**Collected data**.
════════════════
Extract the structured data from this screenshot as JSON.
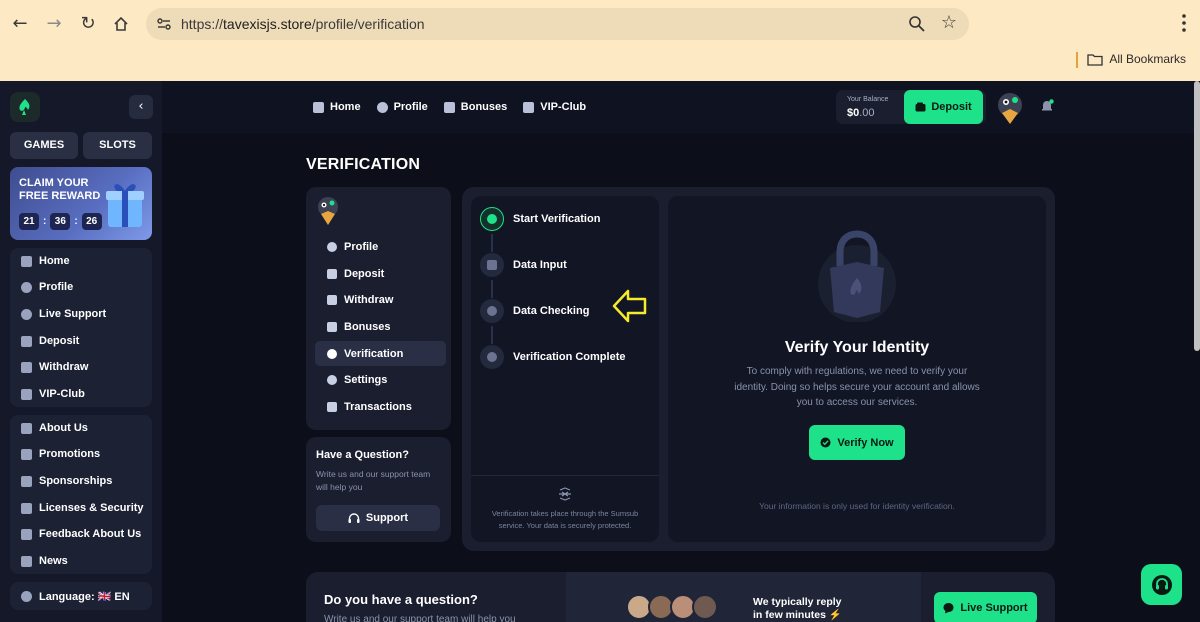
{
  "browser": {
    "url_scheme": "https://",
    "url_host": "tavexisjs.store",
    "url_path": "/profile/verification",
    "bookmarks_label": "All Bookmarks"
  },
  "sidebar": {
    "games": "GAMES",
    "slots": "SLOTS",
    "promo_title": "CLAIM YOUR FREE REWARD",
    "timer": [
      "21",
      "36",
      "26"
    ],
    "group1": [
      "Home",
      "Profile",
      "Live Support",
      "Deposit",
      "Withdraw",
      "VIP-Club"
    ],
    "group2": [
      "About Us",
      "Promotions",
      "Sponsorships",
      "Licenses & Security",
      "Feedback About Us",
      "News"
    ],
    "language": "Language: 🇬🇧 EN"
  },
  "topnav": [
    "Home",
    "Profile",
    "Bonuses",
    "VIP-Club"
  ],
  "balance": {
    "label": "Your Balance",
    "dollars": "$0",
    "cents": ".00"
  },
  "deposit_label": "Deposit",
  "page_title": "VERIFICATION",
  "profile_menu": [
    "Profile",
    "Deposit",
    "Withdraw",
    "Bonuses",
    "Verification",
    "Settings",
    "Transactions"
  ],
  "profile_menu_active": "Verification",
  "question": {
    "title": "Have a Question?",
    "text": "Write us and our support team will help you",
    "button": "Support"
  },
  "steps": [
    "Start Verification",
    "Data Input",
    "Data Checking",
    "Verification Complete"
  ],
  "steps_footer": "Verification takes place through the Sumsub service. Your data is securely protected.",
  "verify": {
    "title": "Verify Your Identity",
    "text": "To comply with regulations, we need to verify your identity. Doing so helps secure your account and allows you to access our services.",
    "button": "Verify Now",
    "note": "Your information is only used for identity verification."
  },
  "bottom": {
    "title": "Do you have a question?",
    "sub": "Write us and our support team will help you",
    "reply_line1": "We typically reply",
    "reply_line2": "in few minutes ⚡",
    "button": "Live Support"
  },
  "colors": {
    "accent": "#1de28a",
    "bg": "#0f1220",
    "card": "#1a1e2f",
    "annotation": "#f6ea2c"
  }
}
════════════════
**WHAT THE EXERCISE ASKS**. Reproduce every entry word for word, but skip any pictures.

**COMPLETE ANSWER**.
Extract the structured data from this screenshot as JSON.
{
  "browser": {
    "url_scheme": "https://",
    "url_host": "tavexisjs.store",
    "url_path": "/profile/verification",
    "bookmarks_label": "All Bookmarks"
  },
  "sidebar": {
    "games": "GAMES",
    "slots": "SLOTS",
    "promo_title": "CLAIM YOUR FREE REWARD",
    "timer": [
      "21",
      "36",
      "26"
    ],
    "group1": [
      "Home",
      "Profile",
      "Live Support",
      "Deposit",
      "Withdraw",
      "VIP-Club"
    ],
    "group2": [
      "About Us",
      "Promotions",
      "Sponsorships",
      "Licenses & Security",
      "Feedback About Us",
      "News"
    ],
    "language": "Language: 🇬🇧 EN"
  },
  "topnav": [
    "Home",
    "Profile",
    "Bonuses",
    "VIP-Club"
  ],
  "balance": {
    "label": "Your Balance",
    "dollars": "$0",
    "cents": ".00"
  },
  "deposit_label": "Deposit",
  "page_title": "VERIFICATION",
  "profile_menu": [
    "Profile",
    "Deposit",
    "Withdraw",
    "Bonuses",
    "Verification",
    "Settings",
    "Transactions"
  ],
  "profile_menu_active": "Verification",
  "question": {
    "title": "Have a Question?",
    "text": "Write us and our support team will help you",
    "button": "Support"
  },
  "steps": [
    "Start Verification",
    "Data Input",
    "Data Checking",
    "Verification Complete"
  ],
  "steps_footer": "Verification takes place through the Sumsub service. Your data is securely protected.",
  "verify": {
    "title": "Verify Your Identity",
    "text": "To comply with regulations, we need to verify your identity. Doing so helps secure your account and allows you to access our services.",
    "button": "Verify Now",
    "note": "Your information is only used for identity verification."
  },
  "bottom": {
    "title": "Do you have a question?",
    "sub": "Write us and our support team will help you",
    "reply_line1": "We typically reply",
    "reply_line2": "in few minutes ⚡",
    "button": "Live Support"
  },
  "colors": {
    "accent": "#1de28a",
    "bg": "#0f1220",
    "card": "#1a1e2f",
    "annotation": "#f6ea2c"
  }
}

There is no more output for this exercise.